• **Records provided**
......

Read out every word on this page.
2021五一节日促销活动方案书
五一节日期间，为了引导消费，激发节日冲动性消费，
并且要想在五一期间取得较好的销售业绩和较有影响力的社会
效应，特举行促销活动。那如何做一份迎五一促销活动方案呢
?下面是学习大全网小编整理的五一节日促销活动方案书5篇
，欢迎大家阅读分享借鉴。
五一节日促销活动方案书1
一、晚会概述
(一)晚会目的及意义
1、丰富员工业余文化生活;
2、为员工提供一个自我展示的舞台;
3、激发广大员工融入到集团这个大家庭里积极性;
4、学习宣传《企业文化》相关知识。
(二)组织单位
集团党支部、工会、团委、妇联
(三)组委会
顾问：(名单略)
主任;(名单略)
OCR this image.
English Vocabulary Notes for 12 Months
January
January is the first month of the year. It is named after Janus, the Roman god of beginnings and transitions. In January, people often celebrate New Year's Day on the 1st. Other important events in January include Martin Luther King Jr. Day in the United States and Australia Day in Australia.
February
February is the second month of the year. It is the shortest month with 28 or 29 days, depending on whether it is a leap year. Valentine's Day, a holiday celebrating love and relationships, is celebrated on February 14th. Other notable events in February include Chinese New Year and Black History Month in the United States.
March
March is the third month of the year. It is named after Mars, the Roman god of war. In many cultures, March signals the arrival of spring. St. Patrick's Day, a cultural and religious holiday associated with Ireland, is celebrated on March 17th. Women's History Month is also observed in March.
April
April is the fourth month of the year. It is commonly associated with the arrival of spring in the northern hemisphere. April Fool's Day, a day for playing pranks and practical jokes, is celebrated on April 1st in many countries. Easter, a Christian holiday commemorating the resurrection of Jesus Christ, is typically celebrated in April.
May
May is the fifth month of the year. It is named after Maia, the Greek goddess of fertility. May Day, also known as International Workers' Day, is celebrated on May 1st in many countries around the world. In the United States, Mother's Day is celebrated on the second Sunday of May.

......

• **Instructions for the task**
Retype all the material above precisely, with no line left out.

• **Result for this exercise**
Read out every word on this page.
2021五一节日促销活动方案书
五一节日期间，为了引导消费，激发节日冲动性消费，
并且要想在五一期间取得较好的销售业绩和较有影响力的社会
效应，特举行促销活动。那如何做一份迎五一促销活动方案呢
?下面是学习大全网小编整理的五一节日促销活动方案书5篇
，欢迎大家阅读分享借鉴。
五一节日促销活动方案书1
一、晚会概述
(一)晚会目的及意义
1、丰富员工业余文化生活;
2、为员工提供一个自我展示的舞台;
3、激发广大员工融入到集团这个大家庭里积极性;
4、学习宣传《企业文化》相关知识。
(二)组织单位
集团党支部、工会、团委、妇联
(三)组委会
顾问：(名单略)
主任;(名单略)
OCR this image.
English Vocabulary Notes for 12 Months
January
January is the first month of the year. It is named after Janus, the Roman god of beginnings and transitions. In January, people often celebrate New Year's Day on the 1st. Other important events in January include Martin Luther King Jr. Day in the United States and Australia Day in Australia.
February
February is the second month of the year. It is the shortest month with 28 or 29 days, depending on whether it is a leap year. Valentine's Day, a holiday celebrating love and relationships, is celebrated on February 14th. Other notable events in February include Chinese New Year and Black History Month in the United States.
March
March is the third month of the year. It is named after Mars, the Roman god of war. In many cultures, March signals the arrival of spring. St. Patrick's Day, a cultural and religious holiday associated with Ireland, is celebrated on March 17th. Women's History Month is also observed in March.
April
April is the fourth month of the year. It is commonly associated with the arrival of spring in the northern hemisphere. April Fool's Day, a day for playing pranks and practical jokes, is celebrated on April 1st in many countries. Easter, a Christian holiday commemorating the resurrection of Jesus Christ, is typically celebrated in April.
May
May is the fifth month of the year. It is named after Maia, the Greek goddess of fertility. May Day, also known as International Workers' Day, is celebrated on May 1st in many countries around the world. In the United States, Mother's Day is celebrated on the second Sunday of May.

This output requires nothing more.